::: QUOTED PASSAGE :::

Review: Bastion

It's not like the world is coming to an e--Oh.
Aw, c'mon Kid! Cheer up!

Guten tag, LusipurrCom! Between having a full-time summer job, finishing off summer classes, and preparing for fall, scheduling has not permitted some writers of this site to play many of the games they would like to review. And for a writer of a gaming site, that is a horrid situation. Luckily, there are different ways to get a gaming fix. Steam and Xbox Live Arcade have both been excellent sources of downloadable demos and arcade games that many people have been playing for the past few months in their spare time, and one in particular has been most captivating: Bastion, an action-RPG released back in July by Supergiant Games.

Bastion tells the story of the The Kid, a young man who finds himself in the floating ruins of his world after sleeping through an event known as the Calamity. After finding his way to the titular Bastion–a place of safety his people were told to go in case of an extreme emergency–he meets up with Rucks (The Kid’s mentor and narrator of the game) and finds that the Bastion is unfinished and broken. In order to restore the Bastion and use it to “fix” the world, the Kid sets out on a quest to find the necessary crystalline components, as well as additional survivors. Bastion’s story is simple, yet presented in a unique and complex way: instead of being revealed through text crawls, the backstory of the city of Caelondia and its people are revealed by the game’s “dynamic narration” and the environment. Rucks comments on on nearly every action The Kid takes, but never repeats the same lines. Initially, one would think that the narration would become annoying to listen to, Rucks’ voice itself became an integral part of the story. Without his off-hand comments on the Kid’s weapon choices, or his reminiscing over his days in the Caelondian Army, much of Bastion‘s atmosphere and feel would be lost.

Bastion Gameplay
The Kid must survive in the remnants of his old home to forge a new one.

:::

**TASK DESCRIPTION**
For each statement, say yes or no for whether it agrees with the Bastion review, and quote the review's deciding words. (a) Bastion came out in July from Supergiant Games. (b) The game tells its backstory mainly through text crawls. (c) Rucks is both The Kid's mentor and the game's narrator. The entries that come next are separate material unrelated to the Bastion review.

::: RECORD LIST :::

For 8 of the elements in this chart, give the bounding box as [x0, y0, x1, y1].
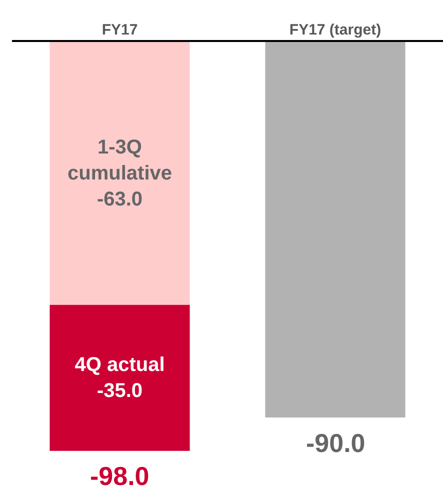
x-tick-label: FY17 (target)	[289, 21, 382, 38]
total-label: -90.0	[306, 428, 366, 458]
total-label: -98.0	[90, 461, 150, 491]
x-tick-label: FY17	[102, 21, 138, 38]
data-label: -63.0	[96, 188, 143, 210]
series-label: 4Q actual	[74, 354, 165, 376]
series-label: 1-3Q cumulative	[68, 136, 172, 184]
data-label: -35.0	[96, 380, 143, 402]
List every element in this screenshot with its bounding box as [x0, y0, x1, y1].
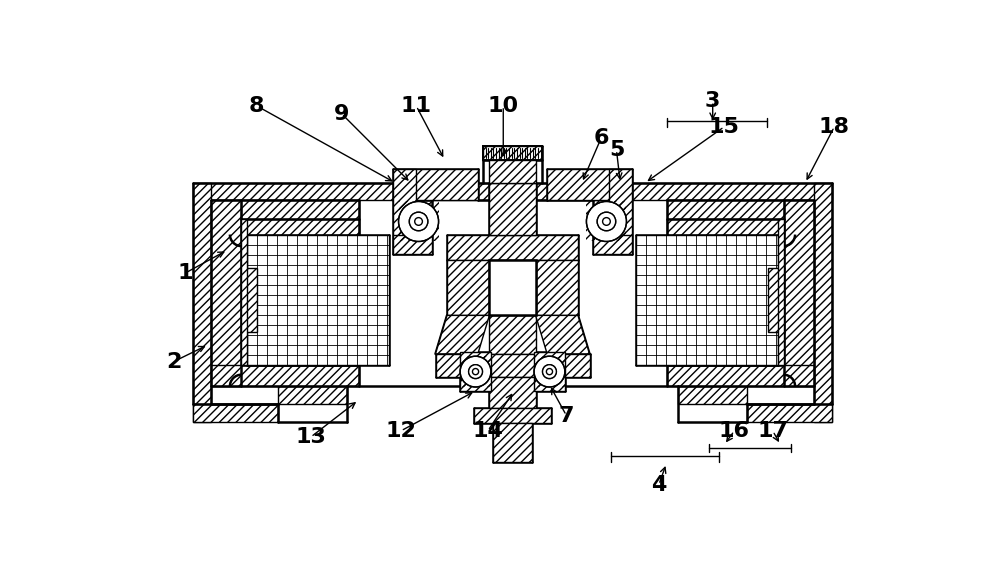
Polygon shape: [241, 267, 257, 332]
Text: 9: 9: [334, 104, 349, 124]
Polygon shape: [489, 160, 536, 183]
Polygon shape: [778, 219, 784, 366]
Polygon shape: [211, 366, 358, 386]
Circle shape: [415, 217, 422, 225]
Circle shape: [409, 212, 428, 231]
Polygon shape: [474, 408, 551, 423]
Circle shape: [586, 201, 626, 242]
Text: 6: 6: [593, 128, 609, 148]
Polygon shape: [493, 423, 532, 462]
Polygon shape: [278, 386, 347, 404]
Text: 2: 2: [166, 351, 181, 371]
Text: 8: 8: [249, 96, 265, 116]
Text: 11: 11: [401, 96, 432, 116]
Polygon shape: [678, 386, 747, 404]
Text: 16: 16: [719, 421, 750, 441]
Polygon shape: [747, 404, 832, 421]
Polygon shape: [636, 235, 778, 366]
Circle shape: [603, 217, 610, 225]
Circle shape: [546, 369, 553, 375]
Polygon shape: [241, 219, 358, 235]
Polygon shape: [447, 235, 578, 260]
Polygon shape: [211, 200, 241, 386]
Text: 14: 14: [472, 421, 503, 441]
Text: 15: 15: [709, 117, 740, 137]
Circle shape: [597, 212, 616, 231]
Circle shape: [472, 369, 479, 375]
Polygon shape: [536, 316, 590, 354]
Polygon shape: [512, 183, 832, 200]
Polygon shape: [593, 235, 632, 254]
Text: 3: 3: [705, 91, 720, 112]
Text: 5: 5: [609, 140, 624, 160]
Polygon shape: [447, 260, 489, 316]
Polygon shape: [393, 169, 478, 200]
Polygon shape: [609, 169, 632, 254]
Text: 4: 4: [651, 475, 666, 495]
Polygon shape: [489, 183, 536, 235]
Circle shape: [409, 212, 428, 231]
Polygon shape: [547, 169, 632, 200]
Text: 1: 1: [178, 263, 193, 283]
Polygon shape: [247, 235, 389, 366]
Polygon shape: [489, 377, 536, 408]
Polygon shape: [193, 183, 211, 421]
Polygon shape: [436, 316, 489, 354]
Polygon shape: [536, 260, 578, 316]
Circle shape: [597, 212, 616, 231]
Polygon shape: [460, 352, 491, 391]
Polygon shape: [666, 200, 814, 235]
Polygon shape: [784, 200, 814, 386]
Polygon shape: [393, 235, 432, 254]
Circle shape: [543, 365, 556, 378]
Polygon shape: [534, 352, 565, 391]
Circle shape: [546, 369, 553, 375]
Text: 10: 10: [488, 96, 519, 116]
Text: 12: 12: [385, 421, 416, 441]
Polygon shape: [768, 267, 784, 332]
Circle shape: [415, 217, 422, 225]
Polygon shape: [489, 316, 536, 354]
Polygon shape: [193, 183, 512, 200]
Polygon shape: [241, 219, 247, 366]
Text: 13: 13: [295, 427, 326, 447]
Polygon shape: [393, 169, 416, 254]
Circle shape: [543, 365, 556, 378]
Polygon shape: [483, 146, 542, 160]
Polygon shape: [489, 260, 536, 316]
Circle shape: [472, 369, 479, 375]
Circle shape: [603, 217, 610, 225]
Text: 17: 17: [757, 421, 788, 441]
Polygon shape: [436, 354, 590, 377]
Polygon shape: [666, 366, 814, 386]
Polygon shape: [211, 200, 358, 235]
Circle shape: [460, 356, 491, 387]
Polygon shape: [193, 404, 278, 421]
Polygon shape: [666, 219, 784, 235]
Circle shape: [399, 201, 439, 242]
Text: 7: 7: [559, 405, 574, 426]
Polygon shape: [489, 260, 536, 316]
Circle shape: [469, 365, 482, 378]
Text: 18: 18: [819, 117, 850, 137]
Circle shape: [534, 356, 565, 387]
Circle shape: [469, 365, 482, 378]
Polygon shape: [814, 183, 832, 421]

:::
::: RECORD LIST :::

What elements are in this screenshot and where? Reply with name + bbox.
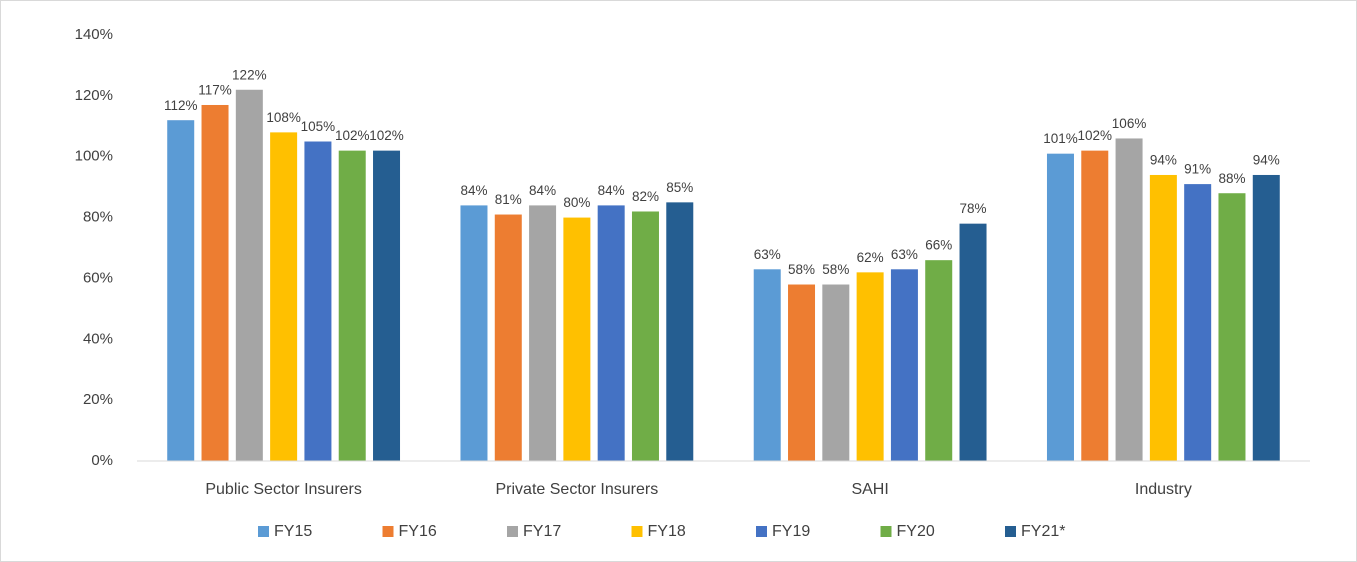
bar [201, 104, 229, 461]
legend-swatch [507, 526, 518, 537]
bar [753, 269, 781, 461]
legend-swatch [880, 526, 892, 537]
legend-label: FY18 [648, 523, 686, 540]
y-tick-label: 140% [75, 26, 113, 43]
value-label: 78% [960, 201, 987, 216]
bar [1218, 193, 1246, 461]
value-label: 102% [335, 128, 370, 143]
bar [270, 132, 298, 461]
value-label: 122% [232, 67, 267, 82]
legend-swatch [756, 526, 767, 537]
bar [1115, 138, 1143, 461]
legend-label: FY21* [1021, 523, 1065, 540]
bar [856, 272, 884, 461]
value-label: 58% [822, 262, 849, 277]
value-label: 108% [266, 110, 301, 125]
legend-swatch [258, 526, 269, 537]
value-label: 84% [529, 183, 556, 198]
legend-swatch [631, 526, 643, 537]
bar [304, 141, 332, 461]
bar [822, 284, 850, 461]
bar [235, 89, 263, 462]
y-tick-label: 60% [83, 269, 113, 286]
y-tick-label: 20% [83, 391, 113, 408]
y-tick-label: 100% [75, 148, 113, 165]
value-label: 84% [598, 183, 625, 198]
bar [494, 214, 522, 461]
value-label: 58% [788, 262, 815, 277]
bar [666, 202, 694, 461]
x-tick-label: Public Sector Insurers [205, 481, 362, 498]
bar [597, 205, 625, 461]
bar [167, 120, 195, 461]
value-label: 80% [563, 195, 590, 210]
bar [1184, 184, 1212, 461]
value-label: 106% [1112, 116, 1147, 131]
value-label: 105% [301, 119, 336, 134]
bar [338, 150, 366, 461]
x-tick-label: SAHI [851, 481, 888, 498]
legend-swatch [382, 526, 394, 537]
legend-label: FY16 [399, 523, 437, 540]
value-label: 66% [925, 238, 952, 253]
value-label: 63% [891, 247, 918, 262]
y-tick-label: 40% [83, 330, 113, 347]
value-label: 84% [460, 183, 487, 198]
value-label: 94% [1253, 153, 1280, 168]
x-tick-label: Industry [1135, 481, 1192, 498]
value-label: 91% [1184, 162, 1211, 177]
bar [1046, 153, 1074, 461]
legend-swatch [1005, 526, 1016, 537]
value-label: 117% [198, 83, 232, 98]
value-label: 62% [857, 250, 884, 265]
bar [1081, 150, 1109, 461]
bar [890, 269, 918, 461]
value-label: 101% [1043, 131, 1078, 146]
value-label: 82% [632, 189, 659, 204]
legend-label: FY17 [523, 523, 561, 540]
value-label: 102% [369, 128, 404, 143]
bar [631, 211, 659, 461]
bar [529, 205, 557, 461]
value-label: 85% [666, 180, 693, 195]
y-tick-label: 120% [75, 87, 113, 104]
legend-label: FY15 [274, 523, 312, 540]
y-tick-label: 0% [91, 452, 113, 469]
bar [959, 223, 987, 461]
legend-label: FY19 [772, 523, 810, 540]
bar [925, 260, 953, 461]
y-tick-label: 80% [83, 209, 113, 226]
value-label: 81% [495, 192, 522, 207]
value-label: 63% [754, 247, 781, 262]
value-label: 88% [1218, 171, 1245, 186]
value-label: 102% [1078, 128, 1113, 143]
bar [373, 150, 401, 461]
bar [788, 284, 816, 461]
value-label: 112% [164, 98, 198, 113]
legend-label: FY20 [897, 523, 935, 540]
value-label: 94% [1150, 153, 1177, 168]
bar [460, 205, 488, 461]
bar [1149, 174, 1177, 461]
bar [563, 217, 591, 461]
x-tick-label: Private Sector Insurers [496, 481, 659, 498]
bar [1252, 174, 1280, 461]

:::

**CORRECT RESULT**
(a) Yes: "an action-RPG released back in July by Supergiant Games"
(b) No: "instead of being revealed through text crawls, the backstory of the city of Caelondia and its people are revealed by the game’s “dynamic narration” and the environment"
(c) Yes: "Rucks (The Kid’s mentor and narrator of the game)"